◆ **Exercise directions**: Reproduce every line below without any change, and omit the pictures from your output.

* BEGIN Source material *

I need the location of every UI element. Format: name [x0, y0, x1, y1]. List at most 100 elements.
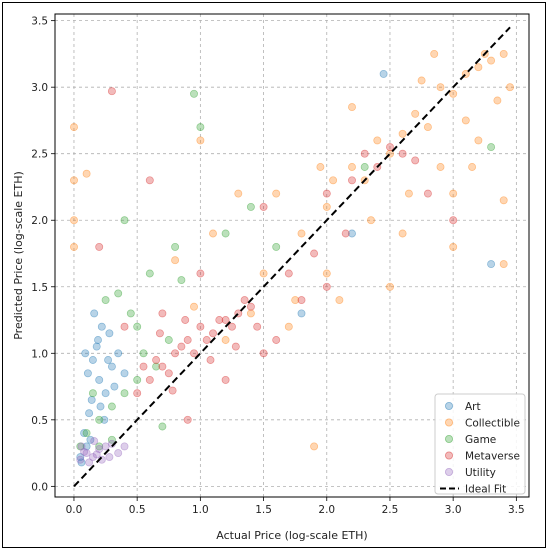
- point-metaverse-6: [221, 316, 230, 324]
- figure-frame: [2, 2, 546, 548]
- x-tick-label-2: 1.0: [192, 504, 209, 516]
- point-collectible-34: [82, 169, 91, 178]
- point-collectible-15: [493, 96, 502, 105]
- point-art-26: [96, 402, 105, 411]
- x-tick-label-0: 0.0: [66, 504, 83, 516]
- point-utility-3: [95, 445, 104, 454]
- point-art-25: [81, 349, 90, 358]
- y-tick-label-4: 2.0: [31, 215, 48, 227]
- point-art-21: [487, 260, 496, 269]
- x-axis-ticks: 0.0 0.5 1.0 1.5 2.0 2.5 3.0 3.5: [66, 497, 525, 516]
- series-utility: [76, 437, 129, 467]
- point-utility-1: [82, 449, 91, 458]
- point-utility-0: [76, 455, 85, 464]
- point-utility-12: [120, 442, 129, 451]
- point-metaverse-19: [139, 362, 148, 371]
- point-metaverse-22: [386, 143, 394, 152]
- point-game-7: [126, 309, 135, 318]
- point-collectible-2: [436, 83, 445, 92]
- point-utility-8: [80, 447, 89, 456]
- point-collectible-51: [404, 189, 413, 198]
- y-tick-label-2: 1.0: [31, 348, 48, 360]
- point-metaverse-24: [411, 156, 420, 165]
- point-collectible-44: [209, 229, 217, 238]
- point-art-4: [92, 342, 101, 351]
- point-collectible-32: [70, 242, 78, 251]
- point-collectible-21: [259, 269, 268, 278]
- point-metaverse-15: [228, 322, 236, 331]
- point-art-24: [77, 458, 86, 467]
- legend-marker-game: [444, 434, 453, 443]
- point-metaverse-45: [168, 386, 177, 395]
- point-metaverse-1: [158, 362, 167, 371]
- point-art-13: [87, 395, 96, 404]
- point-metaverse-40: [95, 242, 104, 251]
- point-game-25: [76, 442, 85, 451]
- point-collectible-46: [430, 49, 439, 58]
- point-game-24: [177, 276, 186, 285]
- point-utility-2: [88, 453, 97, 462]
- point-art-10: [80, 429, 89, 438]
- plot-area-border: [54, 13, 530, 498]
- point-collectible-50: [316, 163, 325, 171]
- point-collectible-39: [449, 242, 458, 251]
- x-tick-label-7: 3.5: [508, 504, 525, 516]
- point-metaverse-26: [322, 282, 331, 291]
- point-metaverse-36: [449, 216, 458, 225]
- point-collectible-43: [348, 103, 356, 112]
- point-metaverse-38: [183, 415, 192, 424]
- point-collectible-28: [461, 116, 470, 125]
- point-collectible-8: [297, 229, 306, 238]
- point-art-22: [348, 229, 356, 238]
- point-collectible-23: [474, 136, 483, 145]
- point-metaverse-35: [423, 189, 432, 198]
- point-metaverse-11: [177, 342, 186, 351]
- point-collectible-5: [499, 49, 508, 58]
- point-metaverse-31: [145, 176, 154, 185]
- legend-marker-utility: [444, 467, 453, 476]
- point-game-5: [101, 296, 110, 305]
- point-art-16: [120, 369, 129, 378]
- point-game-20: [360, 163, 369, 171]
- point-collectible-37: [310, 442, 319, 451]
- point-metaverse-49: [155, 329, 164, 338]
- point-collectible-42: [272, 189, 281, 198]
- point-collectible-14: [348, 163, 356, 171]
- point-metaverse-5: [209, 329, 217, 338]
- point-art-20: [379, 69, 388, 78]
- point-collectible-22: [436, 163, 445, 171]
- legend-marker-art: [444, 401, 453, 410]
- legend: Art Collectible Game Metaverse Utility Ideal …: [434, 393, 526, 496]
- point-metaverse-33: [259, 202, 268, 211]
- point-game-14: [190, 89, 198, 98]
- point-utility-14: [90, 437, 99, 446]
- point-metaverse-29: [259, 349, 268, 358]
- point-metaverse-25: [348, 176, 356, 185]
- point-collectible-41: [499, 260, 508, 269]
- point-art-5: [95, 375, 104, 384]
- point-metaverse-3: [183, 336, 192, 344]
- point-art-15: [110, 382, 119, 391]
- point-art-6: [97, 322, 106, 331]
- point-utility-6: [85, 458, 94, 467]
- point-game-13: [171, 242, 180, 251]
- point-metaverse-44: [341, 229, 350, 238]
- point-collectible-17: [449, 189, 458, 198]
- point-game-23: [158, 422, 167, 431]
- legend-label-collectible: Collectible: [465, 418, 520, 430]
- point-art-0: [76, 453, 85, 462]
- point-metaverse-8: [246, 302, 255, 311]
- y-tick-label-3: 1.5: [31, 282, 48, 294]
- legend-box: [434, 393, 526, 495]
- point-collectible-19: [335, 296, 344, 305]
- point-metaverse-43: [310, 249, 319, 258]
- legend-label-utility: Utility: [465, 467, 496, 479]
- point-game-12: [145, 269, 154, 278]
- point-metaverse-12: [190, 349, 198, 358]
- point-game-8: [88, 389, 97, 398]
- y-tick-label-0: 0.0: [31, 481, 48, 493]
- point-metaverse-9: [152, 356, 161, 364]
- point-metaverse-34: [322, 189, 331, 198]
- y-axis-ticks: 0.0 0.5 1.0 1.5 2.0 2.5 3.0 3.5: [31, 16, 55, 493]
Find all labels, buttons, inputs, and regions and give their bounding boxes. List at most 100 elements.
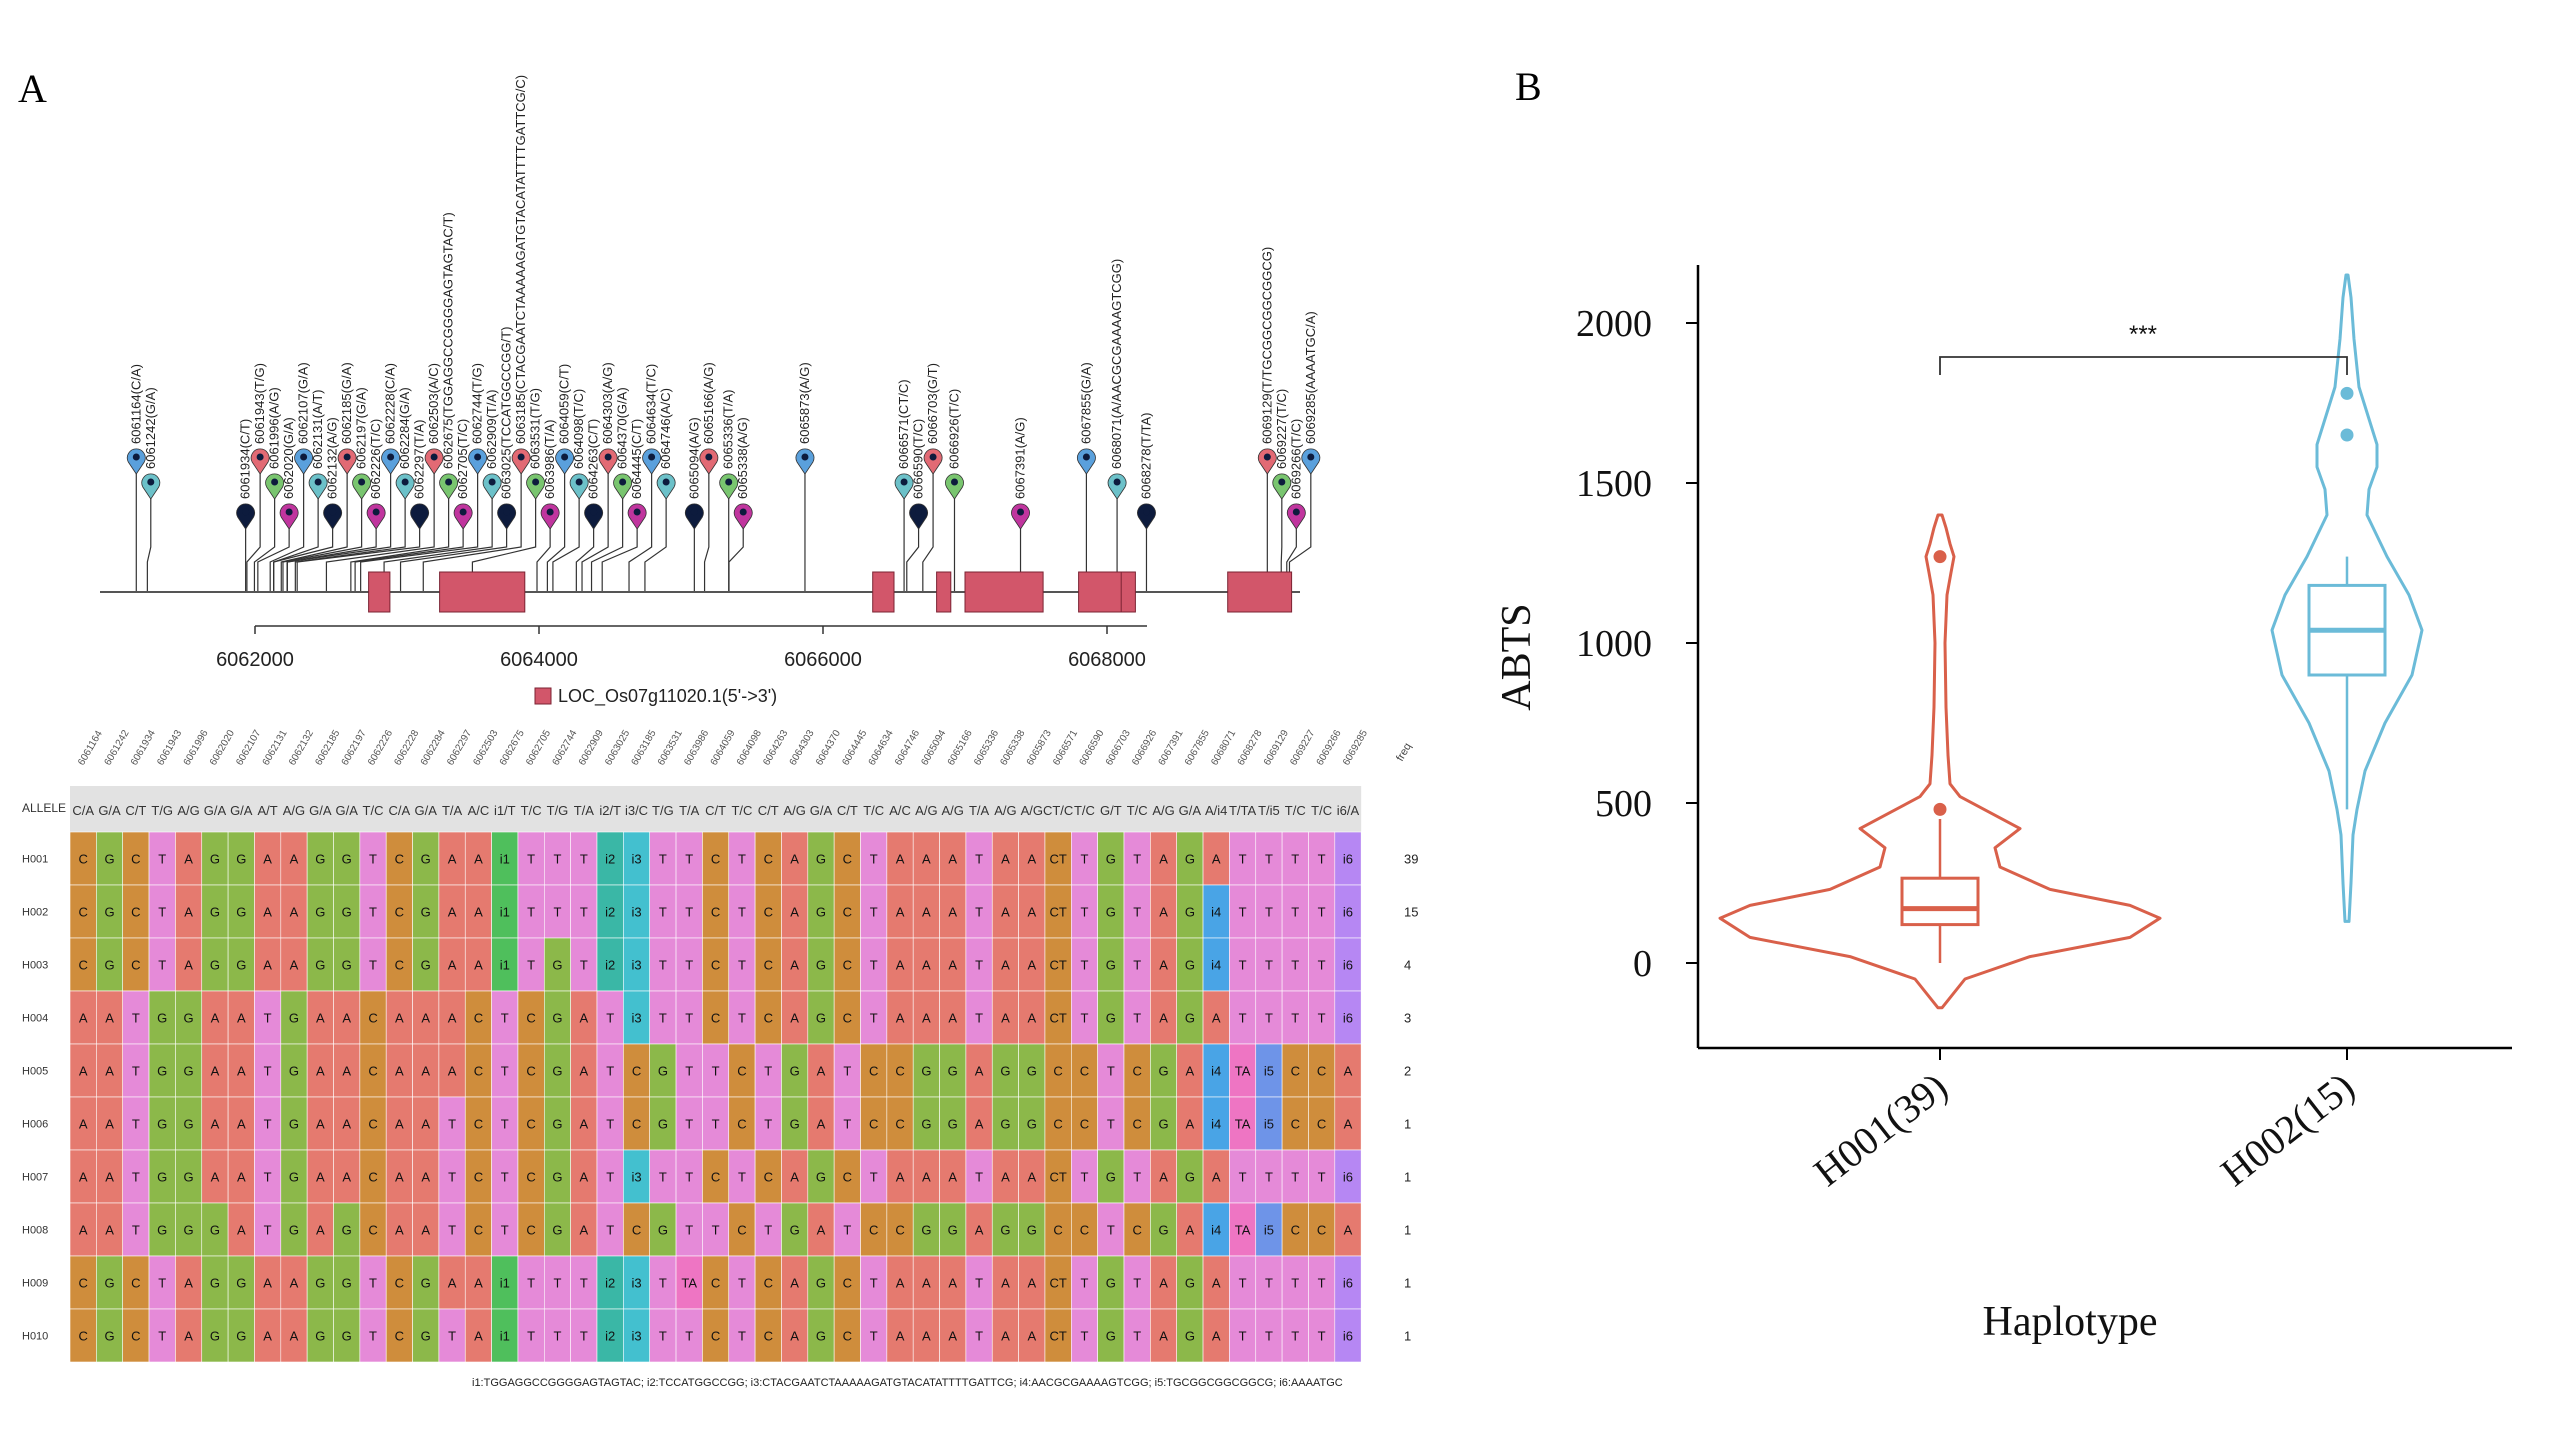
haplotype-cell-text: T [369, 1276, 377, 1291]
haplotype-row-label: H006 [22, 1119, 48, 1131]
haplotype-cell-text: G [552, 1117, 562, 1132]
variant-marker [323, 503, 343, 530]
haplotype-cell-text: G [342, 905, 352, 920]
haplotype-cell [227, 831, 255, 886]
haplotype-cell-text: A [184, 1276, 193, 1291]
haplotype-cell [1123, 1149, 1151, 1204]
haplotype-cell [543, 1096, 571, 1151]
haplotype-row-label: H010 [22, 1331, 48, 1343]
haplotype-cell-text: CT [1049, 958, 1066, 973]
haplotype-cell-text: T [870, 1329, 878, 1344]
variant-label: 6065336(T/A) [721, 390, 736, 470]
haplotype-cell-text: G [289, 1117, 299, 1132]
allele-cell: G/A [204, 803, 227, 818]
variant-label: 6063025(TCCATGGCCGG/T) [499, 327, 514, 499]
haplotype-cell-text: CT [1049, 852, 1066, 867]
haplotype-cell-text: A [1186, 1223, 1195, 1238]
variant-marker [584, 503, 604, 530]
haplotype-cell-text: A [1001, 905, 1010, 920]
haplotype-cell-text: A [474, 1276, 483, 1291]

* END Source material *

◆ **Task result**:
I need the location of every UI element. Format: name [x0, y0, x1, y1]. List at most 100 elements.
- point-metaverse-6: [221, 316, 230, 324]
- figure-frame: [2, 2, 546, 548]
- x-tick-label-2: 1.0: [192, 504, 209, 516]
- point-collectible-34: [82, 169, 91, 178]
- point-collectible-15: [493, 96, 502, 105]
- point-art-26: [96, 402, 105, 411]
- x-tick-label-0: 0.0: [66, 504, 83, 516]
- point-utility-3: [95, 445, 104, 454]
- point-art-25: [81, 349, 90, 358]
- y-tick-label-4: 2.0: [31, 215, 48, 227]
- point-art-21: [487, 260, 496, 269]
- x-axis-ticks: 0.0 0.5 1.0 1.5 2.0 2.5 3.0 3.5: [66, 497, 525, 516]
- series-utility: [76, 437, 129, 467]
- point-utility-1: [82, 449, 91, 458]
- point-utility-0: [76, 455, 85, 464]
- point-utility-12: [120, 442, 129, 451]
- point-metaverse-19: [139, 362, 148, 371]
- point-metaverse-22: [386, 143, 394, 152]
- point-game-7: [126, 309, 135, 318]
- point-collectible-2: [436, 83, 445, 92]
- point-utility-8: [80, 447, 89, 456]
- point-collectible-51: [404, 189, 413, 198]
- y-tick-label-2: 1.0: [31, 348, 48, 360]
- point-metaverse-24: [411, 156, 420, 165]
- point-collectible-44: [209, 229, 217, 238]
- point-art-4: [92, 342, 101, 351]
- point-collectible-32: [70, 242, 78, 251]
- point-collectible-21: [259, 269, 268, 278]
- point-metaverse-15: [228, 322, 236, 331]
- point-art-24: [77, 458, 86, 467]
- legend-marker-game: [444, 434, 453, 443]
- point-metaverse-45: [168, 386, 177, 395]
- point-metaverse-1: [158, 362, 167, 371]
- point-art-13: [87, 395, 96, 404]
- point-metaverse-40: [95, 242, 104, 251]
- point-game-25: [76, 442, 85, 451]
- point-collectible-46: [430, 49, 439, 58]
- point-game-24: [177, 276, 186, 285]
- point-utility-2: [88, 453, 97, 462]
- point-art-10: [80, 429, 89, 438]
- plot-area-border: [54, 13, 530, 498]
- point-collectible-50: [316, 163, 325, 171]
- point-collectible-39: [449, 242, 458, 251]
- x-tick-label-7: 3.5: [508, 504, 525, 516]
- point-metaverse-26: [322, 282, 331, 291]
- point-metaverse-36: [449, 216, 458, 225]
- point-collectible-43: [348, 103, 356, 112]
- point-metaverse-38: [183, 415, 192, 424]
- point-collectible-28: [461, 116, 470, 125]
- point-collectible-8: [297, 229, 306, 238]
- point-art-22: [348, 229, 356, 238]
- point-collectible-23: [474, 136, 483, 145]
- point-metaverse-35: [423, 189, 432, 198]
- point-metaverse-11: [177, 342, 186, 351]
- point-collectible-5: [499, 49, 508, 58]
- point-metaverse-31: [145, 176, 154, 185]
- legend-marker-utility: [444, 467, 453, 476]
- point-game-5: [101, 296, 110, 305]
- point-art-16: [120, 369, 129, 378]
- point-game-20: [360, 163, 369, 171]
- point-collectible-37: [310, 442, 319, 451]
- point-metaverse-49: [155, 329, 164, 338]
- point-collectible-42: [272, 189, 281, 198]
- point-collectible-14: [348, 163, 356, 171]
- point-metaverse-5: [209, 329, 217, 338]
- point-art-20: [379, 69, 388, 78]
- point-collectible-22: [436, 163, 445, 171]
- legend-marker-art: [444, 401, 453, 410]
- legend: Art Collectible Game Metaverse Utility Ideal …: [434, 393, 526, 496]
- point-metaverse-33: [259, 202, 268, 211]
- point-game-14: [190, 89, 198, 98]
- point-utility-14: [90, 437, 99, 446]
- point-metaverse-29: [259, 349, 268, 358]
- point-metaverse-25: [348, 176, 356, 185]
- point-collectible-41: [499, 260, 508, 269]
- point-art-5: [95, 375, 104, 384]
- point-metaverse-3: [183, 336, 192, 344]
- point-art-15: [110, 382, 119, 391]
- point-art-6: [97, 322, 106, 331]
- point-utility-6: [85, 458, 94, 467]
- point-game-13: [171, 242, 180, 251]
- point-metaverse-44: [341, 229, 350, 238]
- point-collectible-17: [449, 189, 458, 198]
- point-game-23: [158, 422, 167, 431]
- legend-label-collectible: Collectible: [465, 418, 520, 430]
- point-art-0: [76, 453, 85, 462]
- point-metaverse-8: [246, 302, 255, 311]
- y-tick-label-3: 1.5: [31, 282, 48, 294]
- legend-box: [434, 393, 526, 495]
- point-collectible-19: [335, 296, 344, 305]
- point-metaverse-43: [310, 249, 319, 258]
- legend-label-utility: Utility: [465, 467, 496, 479]
- point-game-12: [145, 269, 154, 278]
- point-metaverse-12: [190, 349, 198, 358]
- point-game-8: [88, 389, 97, 398]
- y-tick-label-0: 0.0: [31, 481, 48, 493]
- point-metaverse-9: [152, 356, 161, 364]
- point-metaverse-34: [322, 189, 331, 198]
- y-axis-ticks: 0.0 0.5 1.0 1.5 2.0 2.5 3.0 3.5: [31, 16, 55, 493]
Find all labels, buttons, inputs, and regions and give their bounding boxes. List at most 100 elements.
haplotype-cell-text: T [369, 1276, 377, 1291]
haplotype-row-label: H006 [22, 1119, 48, 1131]
haplotype-cell-text: G [552, 1117, 562, 1132]
variant-marker [323, 503, 343, 530]
haplotype-cell-text: G [342, 905, 352, 920]
haplotype-cell [227, 831, 255, 886]
haplotype-cell-text: A [184, 1276, 193, 1291]
haplotype-cell [1123, 1149, 1151, 1204]
haplotype-cell [543, 1096, 571, 1151]
haplotype-row-label: H010 [22, 1331, 48, 1343]
haplotype-cell-text: CT [1049, 958, 1066, 973]
haplotype-cell-text: T [870, 1329, 878, 1344]
variant-label: 6065336(T/A) [721, 390, 736, 470]
haplotype-cell-text: G [289, 1117, 299, 1132]
allele-cell: G/A [204, 803, 227, 818]
variant-label: 6063025(TCCATGGCCGG/T) [499, 327, 514, 499]
haplotype-cell-text: CT [1049, 852, 1066, 867]
haplotype-cell-text: A [1186, 1223, 1195, 1238]
variant-marker [584, 503, 604, 530]
haplotype-cell-text: A [1001, 905, 1010, 920]
haplotype-cell-text: A [474, 1276, 483, 1291]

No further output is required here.